» **Collected data**:
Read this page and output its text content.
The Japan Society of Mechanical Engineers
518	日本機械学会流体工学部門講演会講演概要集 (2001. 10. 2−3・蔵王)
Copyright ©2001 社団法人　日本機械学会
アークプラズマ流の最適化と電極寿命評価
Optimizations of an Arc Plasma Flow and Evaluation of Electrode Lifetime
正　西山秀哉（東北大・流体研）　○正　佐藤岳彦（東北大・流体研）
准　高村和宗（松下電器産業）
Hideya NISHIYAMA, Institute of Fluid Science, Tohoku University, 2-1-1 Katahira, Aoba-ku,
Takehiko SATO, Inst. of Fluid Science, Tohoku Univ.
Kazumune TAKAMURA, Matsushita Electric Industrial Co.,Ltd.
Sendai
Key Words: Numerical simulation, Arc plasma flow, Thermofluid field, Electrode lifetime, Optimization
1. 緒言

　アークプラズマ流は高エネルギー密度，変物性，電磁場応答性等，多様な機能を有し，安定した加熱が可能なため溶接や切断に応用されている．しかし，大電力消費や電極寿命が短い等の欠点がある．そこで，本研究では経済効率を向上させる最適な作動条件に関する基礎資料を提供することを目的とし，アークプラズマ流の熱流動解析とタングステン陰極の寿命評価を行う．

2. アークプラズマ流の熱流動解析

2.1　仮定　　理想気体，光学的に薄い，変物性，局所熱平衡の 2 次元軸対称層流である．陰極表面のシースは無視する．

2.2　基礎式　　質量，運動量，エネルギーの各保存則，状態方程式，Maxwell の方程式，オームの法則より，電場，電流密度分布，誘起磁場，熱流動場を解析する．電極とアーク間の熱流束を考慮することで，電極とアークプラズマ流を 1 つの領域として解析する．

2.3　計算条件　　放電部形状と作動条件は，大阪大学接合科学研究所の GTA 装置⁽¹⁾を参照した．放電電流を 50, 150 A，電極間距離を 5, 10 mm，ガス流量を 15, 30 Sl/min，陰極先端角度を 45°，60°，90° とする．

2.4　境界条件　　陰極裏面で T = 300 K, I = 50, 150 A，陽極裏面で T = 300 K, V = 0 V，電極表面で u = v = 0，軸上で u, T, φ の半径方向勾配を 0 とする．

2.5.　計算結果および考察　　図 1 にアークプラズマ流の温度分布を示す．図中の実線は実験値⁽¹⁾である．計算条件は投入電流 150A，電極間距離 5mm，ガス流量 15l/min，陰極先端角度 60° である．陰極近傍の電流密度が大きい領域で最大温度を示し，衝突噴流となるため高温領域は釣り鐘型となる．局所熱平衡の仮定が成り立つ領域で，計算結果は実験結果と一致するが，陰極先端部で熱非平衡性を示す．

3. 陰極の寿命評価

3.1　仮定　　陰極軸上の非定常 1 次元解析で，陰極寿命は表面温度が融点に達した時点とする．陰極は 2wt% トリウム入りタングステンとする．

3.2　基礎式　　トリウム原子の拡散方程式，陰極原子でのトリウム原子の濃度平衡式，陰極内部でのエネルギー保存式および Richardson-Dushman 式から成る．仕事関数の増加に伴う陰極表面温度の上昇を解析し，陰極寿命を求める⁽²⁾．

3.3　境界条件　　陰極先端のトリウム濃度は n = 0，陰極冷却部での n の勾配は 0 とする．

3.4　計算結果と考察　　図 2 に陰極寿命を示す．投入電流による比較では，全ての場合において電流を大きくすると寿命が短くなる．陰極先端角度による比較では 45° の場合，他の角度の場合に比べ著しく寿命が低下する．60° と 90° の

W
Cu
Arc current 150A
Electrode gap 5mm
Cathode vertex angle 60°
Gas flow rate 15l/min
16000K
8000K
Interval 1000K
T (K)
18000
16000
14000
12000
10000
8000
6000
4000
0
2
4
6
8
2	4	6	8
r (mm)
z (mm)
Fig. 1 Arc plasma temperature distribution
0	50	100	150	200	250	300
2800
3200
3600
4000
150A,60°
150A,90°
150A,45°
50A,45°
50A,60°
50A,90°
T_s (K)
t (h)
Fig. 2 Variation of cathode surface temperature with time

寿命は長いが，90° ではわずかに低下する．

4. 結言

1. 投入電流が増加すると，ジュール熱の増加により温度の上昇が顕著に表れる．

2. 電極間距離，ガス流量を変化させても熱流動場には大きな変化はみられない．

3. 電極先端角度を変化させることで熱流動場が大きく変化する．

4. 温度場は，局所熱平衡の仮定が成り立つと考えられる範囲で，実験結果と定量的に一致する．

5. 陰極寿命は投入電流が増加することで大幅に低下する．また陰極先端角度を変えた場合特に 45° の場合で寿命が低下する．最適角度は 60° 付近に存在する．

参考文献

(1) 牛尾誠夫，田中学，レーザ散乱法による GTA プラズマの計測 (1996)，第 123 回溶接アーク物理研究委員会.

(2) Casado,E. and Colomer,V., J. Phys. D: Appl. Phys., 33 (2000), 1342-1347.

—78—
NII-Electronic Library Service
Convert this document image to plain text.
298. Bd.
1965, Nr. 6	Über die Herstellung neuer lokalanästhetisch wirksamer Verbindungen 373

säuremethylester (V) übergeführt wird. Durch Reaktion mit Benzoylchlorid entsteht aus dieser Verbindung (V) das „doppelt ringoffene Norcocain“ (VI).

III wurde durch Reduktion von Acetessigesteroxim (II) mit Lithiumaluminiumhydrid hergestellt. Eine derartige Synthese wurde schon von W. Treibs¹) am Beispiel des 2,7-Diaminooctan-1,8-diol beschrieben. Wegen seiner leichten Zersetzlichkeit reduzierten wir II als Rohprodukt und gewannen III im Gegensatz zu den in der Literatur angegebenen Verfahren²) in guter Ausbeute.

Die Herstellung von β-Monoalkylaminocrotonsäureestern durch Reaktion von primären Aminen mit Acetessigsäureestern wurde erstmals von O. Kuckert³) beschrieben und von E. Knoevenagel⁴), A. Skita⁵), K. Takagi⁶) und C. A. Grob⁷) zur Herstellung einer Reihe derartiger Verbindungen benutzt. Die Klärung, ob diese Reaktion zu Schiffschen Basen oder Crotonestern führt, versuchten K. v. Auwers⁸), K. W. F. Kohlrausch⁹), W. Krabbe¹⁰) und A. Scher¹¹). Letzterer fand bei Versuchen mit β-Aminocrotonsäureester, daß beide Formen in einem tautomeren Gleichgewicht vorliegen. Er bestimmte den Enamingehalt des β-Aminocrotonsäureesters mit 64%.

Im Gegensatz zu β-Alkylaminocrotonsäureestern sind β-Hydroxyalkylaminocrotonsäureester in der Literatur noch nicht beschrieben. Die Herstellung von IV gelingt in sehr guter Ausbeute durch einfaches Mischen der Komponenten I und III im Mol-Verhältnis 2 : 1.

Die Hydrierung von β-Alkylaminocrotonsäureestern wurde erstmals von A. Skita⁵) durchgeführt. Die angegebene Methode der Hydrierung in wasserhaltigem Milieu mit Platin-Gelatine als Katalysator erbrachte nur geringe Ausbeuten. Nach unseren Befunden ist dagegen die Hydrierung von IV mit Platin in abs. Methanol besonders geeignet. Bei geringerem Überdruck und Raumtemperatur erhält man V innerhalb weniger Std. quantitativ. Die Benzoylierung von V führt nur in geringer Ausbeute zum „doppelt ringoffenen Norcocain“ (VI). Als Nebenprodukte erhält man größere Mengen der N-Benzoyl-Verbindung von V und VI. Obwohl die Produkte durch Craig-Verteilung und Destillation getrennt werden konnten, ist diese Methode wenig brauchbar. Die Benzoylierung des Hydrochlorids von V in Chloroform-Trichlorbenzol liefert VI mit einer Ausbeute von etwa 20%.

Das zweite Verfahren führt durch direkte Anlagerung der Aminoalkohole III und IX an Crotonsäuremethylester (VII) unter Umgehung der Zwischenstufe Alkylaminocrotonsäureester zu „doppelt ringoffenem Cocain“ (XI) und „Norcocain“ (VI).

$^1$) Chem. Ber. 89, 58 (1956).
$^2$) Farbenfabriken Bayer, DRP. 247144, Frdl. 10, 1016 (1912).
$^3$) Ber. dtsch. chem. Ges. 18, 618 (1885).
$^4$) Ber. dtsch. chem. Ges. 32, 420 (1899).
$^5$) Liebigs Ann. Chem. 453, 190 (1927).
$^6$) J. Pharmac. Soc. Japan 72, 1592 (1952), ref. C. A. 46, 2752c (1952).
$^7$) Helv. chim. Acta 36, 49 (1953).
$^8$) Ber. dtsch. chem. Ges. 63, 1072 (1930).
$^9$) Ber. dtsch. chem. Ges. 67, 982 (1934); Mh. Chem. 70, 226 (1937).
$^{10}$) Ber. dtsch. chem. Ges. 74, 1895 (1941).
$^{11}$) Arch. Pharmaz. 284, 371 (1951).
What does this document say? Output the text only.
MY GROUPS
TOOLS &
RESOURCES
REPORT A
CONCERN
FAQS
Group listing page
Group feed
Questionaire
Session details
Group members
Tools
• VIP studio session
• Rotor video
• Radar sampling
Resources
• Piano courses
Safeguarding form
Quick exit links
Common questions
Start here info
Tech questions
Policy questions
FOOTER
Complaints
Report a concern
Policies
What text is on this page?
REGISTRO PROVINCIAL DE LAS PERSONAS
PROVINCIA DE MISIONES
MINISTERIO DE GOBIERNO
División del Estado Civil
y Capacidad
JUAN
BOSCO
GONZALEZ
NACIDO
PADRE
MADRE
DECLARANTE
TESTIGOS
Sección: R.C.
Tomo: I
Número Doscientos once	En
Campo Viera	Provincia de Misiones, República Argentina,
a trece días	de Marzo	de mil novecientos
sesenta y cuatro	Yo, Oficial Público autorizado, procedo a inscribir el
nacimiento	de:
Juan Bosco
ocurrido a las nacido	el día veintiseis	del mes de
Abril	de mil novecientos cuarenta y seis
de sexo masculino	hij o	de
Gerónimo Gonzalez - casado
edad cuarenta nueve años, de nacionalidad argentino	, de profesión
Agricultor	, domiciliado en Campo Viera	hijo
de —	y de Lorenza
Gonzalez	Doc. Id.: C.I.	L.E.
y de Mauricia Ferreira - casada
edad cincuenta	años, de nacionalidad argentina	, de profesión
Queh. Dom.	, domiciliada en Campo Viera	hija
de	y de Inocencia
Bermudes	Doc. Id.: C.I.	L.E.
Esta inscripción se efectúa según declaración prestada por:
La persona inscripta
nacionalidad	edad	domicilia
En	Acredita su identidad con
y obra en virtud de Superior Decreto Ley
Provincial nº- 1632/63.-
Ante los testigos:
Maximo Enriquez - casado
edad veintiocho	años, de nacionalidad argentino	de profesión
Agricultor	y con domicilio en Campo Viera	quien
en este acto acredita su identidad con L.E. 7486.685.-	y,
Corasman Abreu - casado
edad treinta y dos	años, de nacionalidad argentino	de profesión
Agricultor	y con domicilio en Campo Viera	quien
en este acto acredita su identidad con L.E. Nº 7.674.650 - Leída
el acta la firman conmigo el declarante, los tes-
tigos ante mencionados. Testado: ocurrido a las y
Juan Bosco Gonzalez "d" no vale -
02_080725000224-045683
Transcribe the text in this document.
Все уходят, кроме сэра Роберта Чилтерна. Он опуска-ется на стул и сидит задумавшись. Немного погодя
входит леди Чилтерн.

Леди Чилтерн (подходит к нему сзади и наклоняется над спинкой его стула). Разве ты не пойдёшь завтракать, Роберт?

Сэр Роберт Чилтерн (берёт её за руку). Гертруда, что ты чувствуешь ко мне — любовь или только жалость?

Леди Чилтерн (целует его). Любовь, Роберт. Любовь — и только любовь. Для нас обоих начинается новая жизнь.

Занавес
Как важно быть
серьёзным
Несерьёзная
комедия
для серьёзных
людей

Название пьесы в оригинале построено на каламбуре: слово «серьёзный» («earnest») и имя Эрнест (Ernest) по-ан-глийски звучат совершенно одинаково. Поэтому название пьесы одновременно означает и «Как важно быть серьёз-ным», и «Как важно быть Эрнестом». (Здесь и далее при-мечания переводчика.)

» **WORK INSTRUCTIONS**:
Show each line in the entries that holds the string "novecientos".

» **IN RESPONSE**:
a trece días	de Marzo	de mil novecientos
Abril	de mil novecientos cuarenta y seis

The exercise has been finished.